__What to do__
Reproduce the records below in full and exactly, without their images.

#####

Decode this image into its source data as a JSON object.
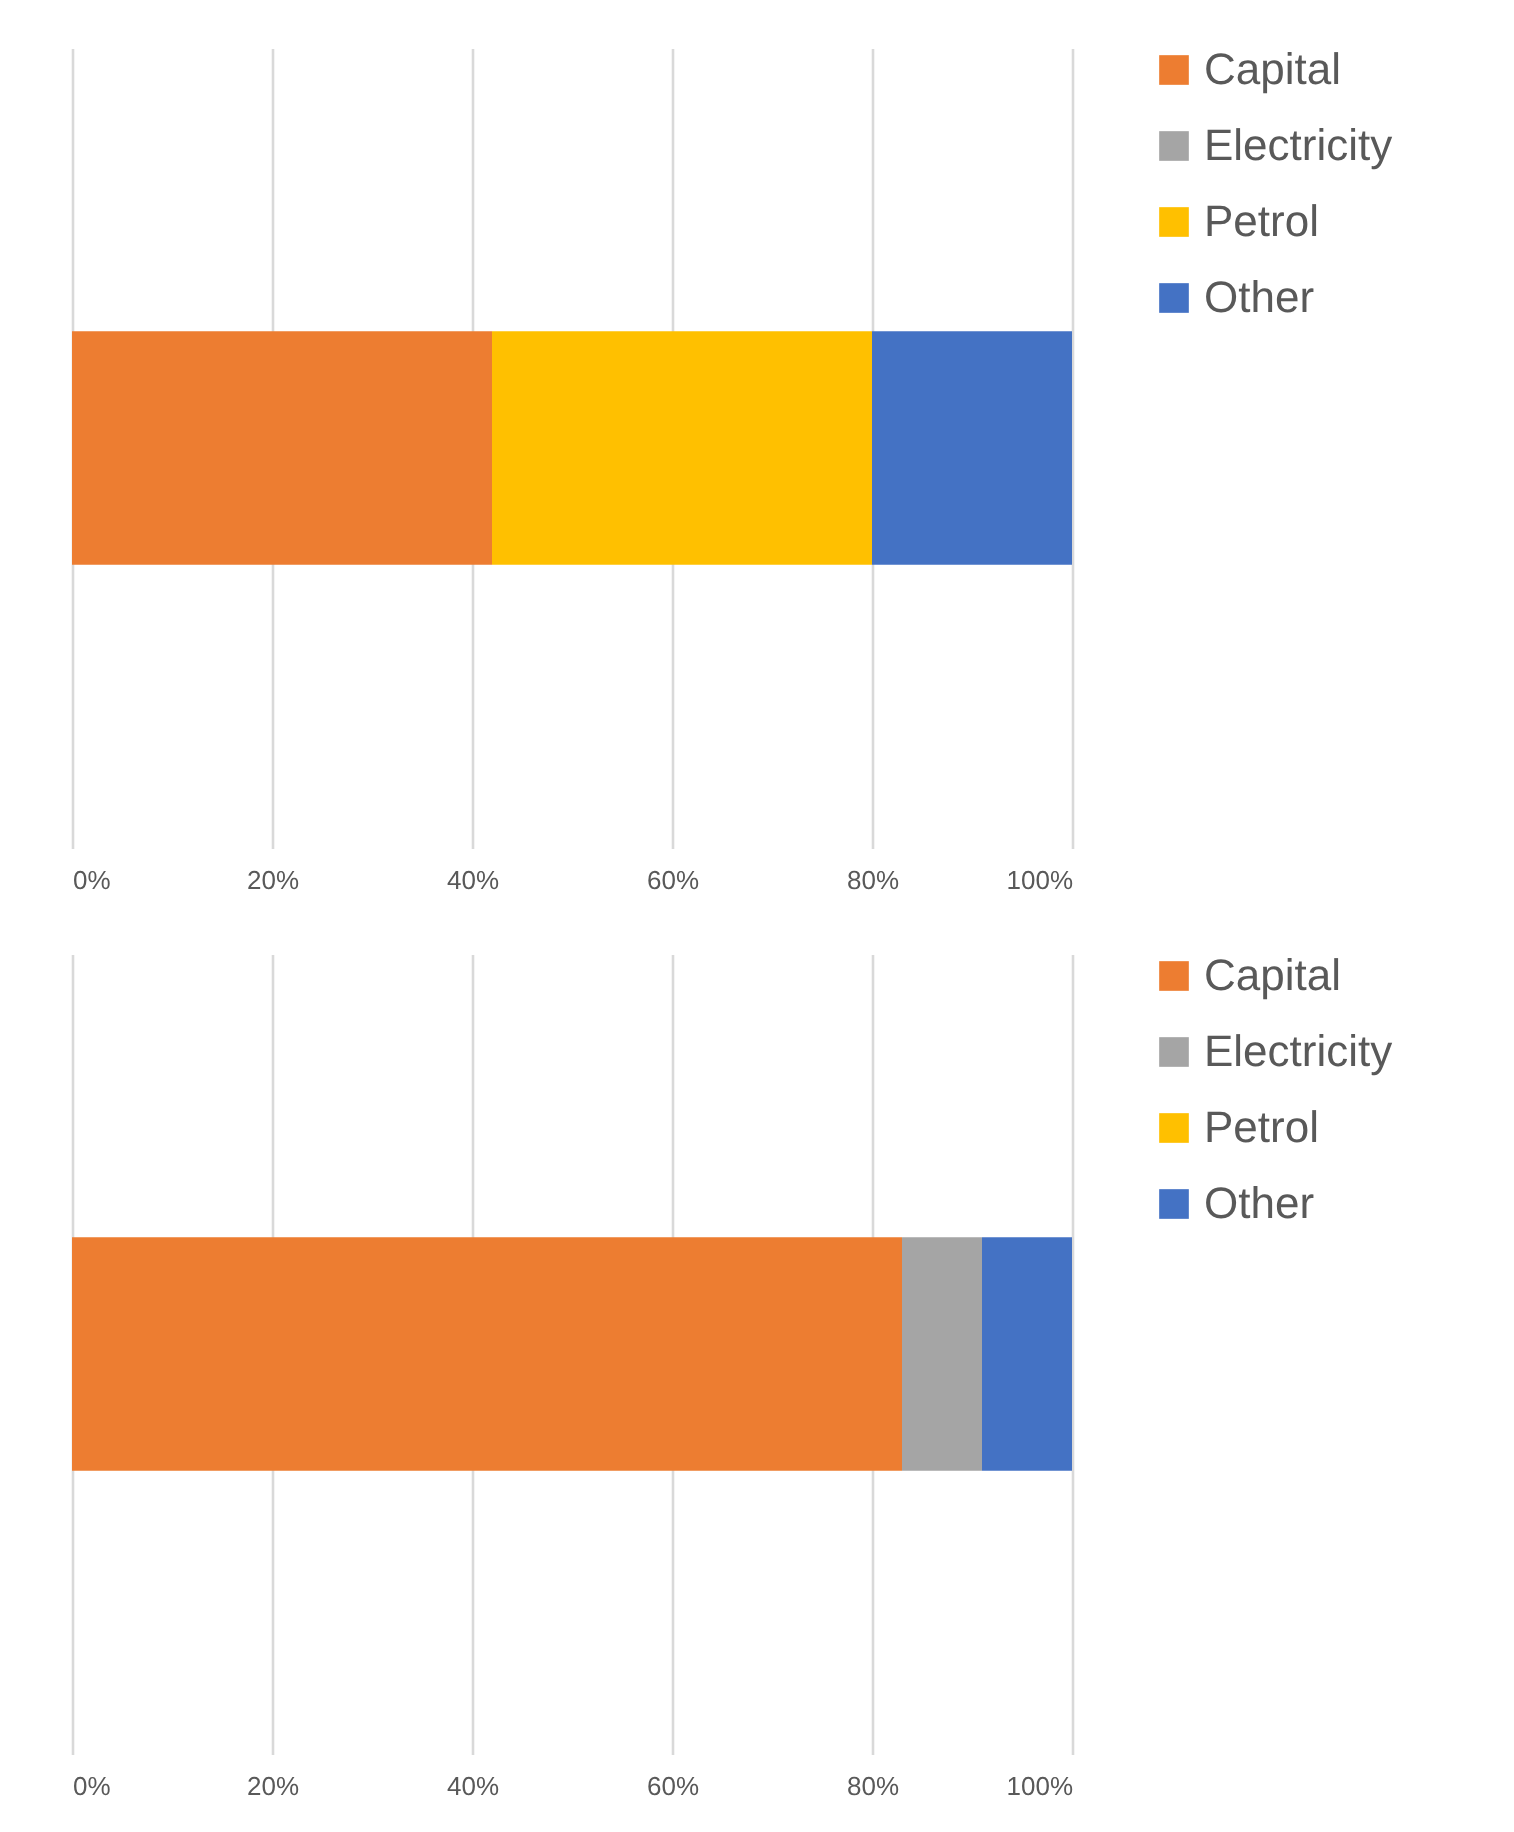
{
  "chart_data": [
    {
      "type": "bar",
      "orientation": "horizontal",
      "stacked": true,
      "categories": [
        null
      ],
      "series": [
        {
          "name": "Capital",
          "color": "#ed7d31",
          "values": [
            42
          ]
        },
        {
          "name": "Electricity",
          "color": "#a5a5a5",
          "values": [
            0
          ]
        },
        {
          "name": "Petrol",
          "color": "#ffc000",
          "values": [
            38
          ]
        },
        {
          "name": "Other",
          "color": "#4472c4",
          "values": [
            20
          ]
        }
      ],
      "xlim": [
        0,
        100
      ],
      "xticks": [
        {
          "value": 0,
          "label": "0%"
        },
        {
          "value": 20,
          "label": "20%"
        },
        {
          "value": 40,
          "label": "40%"
        },
        {
          "value": 60,
          "label": "60%"
        },
        {
          "value": 80,
          "label": "80%"
        },
        {
          "value": 100,
          "label": "100%"
        }
      ],
      "grid": "x",
      "legend": "right"
    },
    {
      "type": "bar",
      "orientation": "horizontal",
      "stacked": true,
      "categories": [
        null
      ],
      "series": [
        {
          "name": "Capital",
          "color": "#ed7d31",
          "values": [
            83
          ]
        },
        {
          "name": "Electricity",
          "color": "#a5a5a5",
          "values": [
            8
          ]
        },
        {
          "name": "Petrol",
          "color": "#ffc000",
          "values": [
            0
          ]
        },
        {
          "name": "Other",
          "color": "#4472c4",
          "values": [
            9
          ]
        }
      ],
      "xlim": [
        0,
        100
      ],
      "xticks": [
        {
          "value": 0,
          "label": "0%"
        },
        {
          "value": 20,
          "label": "20%"
        },
        {
          "value": 40,
          "label": "40%"
        },
        {
          "value": 60,
          "label": "60%"
        },
        {
          "value": 80,
          "label": "80%"
        },
        {
          "value": 100,
          "label": "100%"
        }
      ],
      "grid": "x",
      "legend": "right"
    }
  ]
}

#####

__Worked solution__
Decode this image into its source data as a JSON object.
{
  "chart_data": [
    {
      "type": "bar",
      "orientation": "horizontal",
      "stacked": true,
      "categories": [
        null
      ],
      "series": [
        {
          "name": "Capital",
          "color": "#ed7d31",
          "values": [
            42
          ]
        },
        {
          "name": "Electricity",
          "color": "#a5a5a5",
          "values": [
            0
          ]
        },
        {
          "name": "Petrol",
          "color": "#ffc000",
          "values": [
            38
          ]
        },
        {
          "name": "Other",
          "color": "#4472c4",
          "values": [
            20
          ]
        }
      ],
      "xlim": [
        0,
        100
      ],
      "xticks": [
        {
          "value": 0,
          "label": "0%"
        },
        {
          "value": 20,
          "label": "20%"
        },
        {
          "value": 40,
          "label": "40%"
        },
        {
          "value": 60,
          "label": "60%"
        },
        {
          "value": 80,
          "label": "80%"
        },
        {
          "value": 100,
          "label": "100%"
        }
      ],
      "grid": "x",
      "legend": "right"
    },
    {
      "type": "bar",
      "orientation": "horizontal",
      "stacked": true,
      "categories": [
        null
      ],
      "series": [
        {
          "name": "Capital",
          "color": "#ed7d31",
          "values": [
            83
          ]
        },
        {
          "name": "Electricity",
          "color": "#a5a5a5",
          "values": [
            8
          ]
        },
        {
          "name": "Petrol",
          "color": "#ffc000",
          "values": [
            0
          ]
        },
        {
          "name": "Other",
          "color": "#4472c4",
          "values": [
            9
          ]
        }
      ],
      "xlim": [
        0,
        100
      ],
      "xticks": [
        {
          "value": 0,
          "label": "0%"
        },
        {
          "value": 20,
          "label": "20%"
        },
        {
          "value": 40,
          "label": "40%"
        },
        {
          "value": 60,
          "label": "60%"
        },
        {
          "value": 80,
          "label": "80%"
        },
        {
          "value": 100,
          "label": "100%"
        }
      ],
      "grid": "x",
      "legend": "right"
    }
  ]
}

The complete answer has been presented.